» TASK TO CARRY OUT:
Make an exact copy of the listing below.

**** GIVEN DATA ****

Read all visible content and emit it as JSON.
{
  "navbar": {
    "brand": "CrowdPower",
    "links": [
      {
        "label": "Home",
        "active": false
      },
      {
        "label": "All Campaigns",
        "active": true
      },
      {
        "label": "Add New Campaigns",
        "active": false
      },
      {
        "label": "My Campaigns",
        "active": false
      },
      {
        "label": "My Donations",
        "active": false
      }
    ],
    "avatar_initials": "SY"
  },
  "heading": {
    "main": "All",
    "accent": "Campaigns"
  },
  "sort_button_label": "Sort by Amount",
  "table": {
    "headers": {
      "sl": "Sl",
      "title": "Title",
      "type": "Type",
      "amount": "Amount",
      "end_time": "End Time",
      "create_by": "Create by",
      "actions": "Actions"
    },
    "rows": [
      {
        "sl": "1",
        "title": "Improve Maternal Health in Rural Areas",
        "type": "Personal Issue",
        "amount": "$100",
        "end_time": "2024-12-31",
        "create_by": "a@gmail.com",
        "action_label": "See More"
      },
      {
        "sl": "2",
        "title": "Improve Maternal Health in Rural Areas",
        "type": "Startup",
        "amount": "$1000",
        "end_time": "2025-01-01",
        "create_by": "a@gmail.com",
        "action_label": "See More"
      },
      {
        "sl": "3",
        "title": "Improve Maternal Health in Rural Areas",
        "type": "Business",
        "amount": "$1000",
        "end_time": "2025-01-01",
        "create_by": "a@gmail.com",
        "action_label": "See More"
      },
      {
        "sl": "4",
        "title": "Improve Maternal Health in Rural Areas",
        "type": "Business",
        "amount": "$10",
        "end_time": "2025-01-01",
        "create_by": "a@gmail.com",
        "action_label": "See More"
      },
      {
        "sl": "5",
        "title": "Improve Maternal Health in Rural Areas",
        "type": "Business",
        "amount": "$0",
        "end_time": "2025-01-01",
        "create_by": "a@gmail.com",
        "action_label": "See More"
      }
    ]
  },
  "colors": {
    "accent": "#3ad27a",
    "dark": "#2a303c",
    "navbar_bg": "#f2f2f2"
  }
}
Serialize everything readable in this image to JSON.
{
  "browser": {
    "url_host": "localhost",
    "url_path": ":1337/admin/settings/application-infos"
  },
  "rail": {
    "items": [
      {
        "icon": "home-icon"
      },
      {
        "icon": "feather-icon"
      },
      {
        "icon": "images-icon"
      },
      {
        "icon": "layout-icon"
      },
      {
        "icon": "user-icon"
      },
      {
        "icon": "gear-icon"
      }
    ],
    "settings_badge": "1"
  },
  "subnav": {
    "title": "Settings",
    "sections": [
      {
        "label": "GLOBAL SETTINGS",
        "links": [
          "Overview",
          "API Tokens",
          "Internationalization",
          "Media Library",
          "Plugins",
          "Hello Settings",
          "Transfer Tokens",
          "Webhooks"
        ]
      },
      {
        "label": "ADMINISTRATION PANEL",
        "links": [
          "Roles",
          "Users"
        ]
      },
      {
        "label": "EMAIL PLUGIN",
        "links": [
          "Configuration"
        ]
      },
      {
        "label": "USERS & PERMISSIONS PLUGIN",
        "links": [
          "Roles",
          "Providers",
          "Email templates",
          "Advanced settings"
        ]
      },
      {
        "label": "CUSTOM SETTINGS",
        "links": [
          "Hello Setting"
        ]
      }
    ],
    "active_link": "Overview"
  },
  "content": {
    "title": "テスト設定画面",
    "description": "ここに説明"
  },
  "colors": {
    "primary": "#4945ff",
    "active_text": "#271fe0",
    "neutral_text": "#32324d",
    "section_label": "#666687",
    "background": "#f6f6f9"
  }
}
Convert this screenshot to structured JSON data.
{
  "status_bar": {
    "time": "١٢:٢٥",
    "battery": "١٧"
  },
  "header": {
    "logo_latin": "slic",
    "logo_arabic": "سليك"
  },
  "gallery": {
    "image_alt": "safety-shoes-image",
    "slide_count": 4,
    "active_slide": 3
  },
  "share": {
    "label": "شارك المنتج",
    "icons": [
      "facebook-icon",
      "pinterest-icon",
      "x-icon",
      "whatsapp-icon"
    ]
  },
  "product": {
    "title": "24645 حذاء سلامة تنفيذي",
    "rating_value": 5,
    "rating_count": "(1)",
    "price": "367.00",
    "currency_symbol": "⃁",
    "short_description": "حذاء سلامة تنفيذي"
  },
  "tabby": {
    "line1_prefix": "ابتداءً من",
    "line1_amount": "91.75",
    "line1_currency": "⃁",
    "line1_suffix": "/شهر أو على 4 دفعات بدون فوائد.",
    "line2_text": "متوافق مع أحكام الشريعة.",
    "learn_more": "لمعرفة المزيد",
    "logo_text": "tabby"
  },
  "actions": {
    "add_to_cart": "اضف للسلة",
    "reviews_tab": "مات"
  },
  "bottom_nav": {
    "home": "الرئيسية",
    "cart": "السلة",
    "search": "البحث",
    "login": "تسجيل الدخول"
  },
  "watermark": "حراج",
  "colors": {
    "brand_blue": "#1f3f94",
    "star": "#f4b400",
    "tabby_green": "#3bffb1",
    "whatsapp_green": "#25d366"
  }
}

****

» SOLUTION BELOW:
Read all visible content and emit it as JSON.
{
  "navbar": {
    "brand": "CrowdPower",
    "links": [
      {
        "label": "Home",
        "active": false
      },
      {
        "label": "All Campaigns",
        "active": true
      },
      {
        "label": "Add New Campaigns",
        "active": false
      },
      {
        "label": "My Campaigns",
        "active": false
      },
      {
        "label": "My Donations",
        "active": false
      }
    ],
    "avatar_initials": "SY"
  },
  "heading": {
    "main": "All",
    "accent": "Campaigns"
  },
  "sort_button_label": "Sort by Amount",
  "table": {
    "headers": {
      "sl": "Sl",
      "title": "Title",
      "type": "Type",
      "amount": "Amount",
      "end_time": "End Time",
      "create_by": "Create by",
      "actions": "Actions"
    },
    "rows": [
      {
        "sl": "1",
        "title": "Improve Maternal Health in Rural Areas",
        "type": "Personal Issue",
        "amount": "$100",
        "end_time": "2024-12-31",
        "create_by": "a@gmail.com",
        "action_label": "See More"
      },
      {
        "sl": "2",
        "title": "Improve Maternal Health in Rural Areas",
        "type": "Startup",
        "amount": "$1000",
        "end_time": "2025-01-01",
        "create_by": "a@gmail.com",
        "action_label": "See More"
      },
      {
        "sl": "3",
        "title": "Improve Maternal Health in Rural Areas",
        "type": "Business",
        "amount": "$1000",
        "end_time": "2025-01-01",
        "create_by": "a@gmail.com",
        "action_label": "See More"
      },
      {
        "sl": "4",
        "title": "Improve Maternal Health in Rural Areas",
        "type": "Business",
        "amount": "$10",
        "end_time": "2025-01-01",
        "create_by": "a@gmail.com",
        "action_label": "See More"
      },
      {
        "sl": "5",
        "title": "Improve Maternal Health in Rural Areas",
        "type": "Business",
        "amount": "$0",
        "end_time": "2025-01-01",
        "create_by": "a@gmail.com",
        "action_label": "See More"
      }
    ]
  },
  "colors": {
    "accent": "#3ad27a",
    "dark": "#2a303c",
    "navbar_bg": "#f2f2f2"
  }
}
Serialize everything readable in this image to JSON.
{
  "browser": {
    "url_host": "localhost",
    "url_path": ":1337/admin/settings/application-infos"
  },
  "rail": {
    "items": [
      {
        "icon": "home-icon"
      },
      {
        "icon": "feather-icon"
      },
      {
        "icon": "images-icon"
      },
      {
        "icon": "layout-icon"
      },
      {
        "icon": "user-icon"
      },
      {
        "icon": "gear-icon"
      }
    ],
    "settings_badge": "1"
  },
  "subnav": {
    "title": "Settings",
    "sections": [
      {
        "label": "GLOBAL SETTINGS",
        "links": [
          "Overview",
          "API Tokens",
          "Internationalization",
          "Media Library",
          "Plugins",
          "Hello Settings",
          "Transfer Tokens",
          "Webhooks"
        ]
      },
      {
        "label": "ADMINISTRATION PANEL",
        "links": [
          "Roles",
          "Users"
        ]
      },
      {
        "label": "EMAIL PLUGIN",
        "links": [
          "Configuration"
        ]
      },
      {
        "label": "USERS & PERMISSIONS PLUGIN",
        "links": [
          "Roles",
          "Providers",
          "Email templates",
          "Advanced settings"
        ]
      },
      {
        "label": "CUSTOM SETTINGS",
        "links": [
          "Hello Setting"
        ]
      }
    ],
    "active_link": "Overview"
  },
  "content": {
    "title": "テスト設定画面",
    "description": "ここに説明"
  },
  "colors": {
    "primary": "#4945ff",
    "active_text": "#271fe0",
    "neutral_text": "#32324d",
    "section_label": "#666687",
    "background": "#f6f6f9"
  }
}
Convert this screenshot to structured JSON data.
{
  "status_bar": {
    "time": "١٢:٢٥",
    "battery": "١٧"
  },
  "header": {
    "logo_latin": "slic",
    "logo_arabic": "سليك"
  },
  "gallery": {
    "image_alt": "safety-shoes-image",
    "slide_count": 4,
    "active_slide": 3
  },
  "share": {
    "label": "شارك المنتج",
    "icons": [
      "facebook-icon",
      "pinterest-icon",
      "x-icon",
      "whatsapp-icon"
    ]
  },
  "product": {
    "title": "24645 حذاء سلامة تنفيذي",
    "rating_value": 5,
    "rating_count": "(1)",
    "price": "367.00",
    "currency_symbol": "⃁",
    "short_description": "حذاء سلامة تنفيذي"
  },
  "tabby": {
    "line1_prefix": "ابتداءً من",
    "line1_amount": "91.75",
    "line1_currency": "⃁",
    "line1_suffix": "/شهر أو على 4 دفعات بدون فوائد.",
    "line2_text": "متوافق مع أحكام الشريعة.",
    "learn_more": "لمعرفة المزيد",
    "logo_text": "tabby"
  },
  "actions": {
    "add_to_cart": "اضف للسلة",
    "reviews_tab": "مات"
  },
  "bottom_nav": {
    "home": "الرئيسية",
    "cart": "السلة",
    "search": "البحث",
    "login": "تسجيل الدخول"
  },
  "watermark": "حراج",
  "colors": {
    "brand_blue": "#1f3f94",
    "star": "#f4b400",
    "tabby_green": "#3bffb1",
    "whatsapp_green": "#25d366"
  }
}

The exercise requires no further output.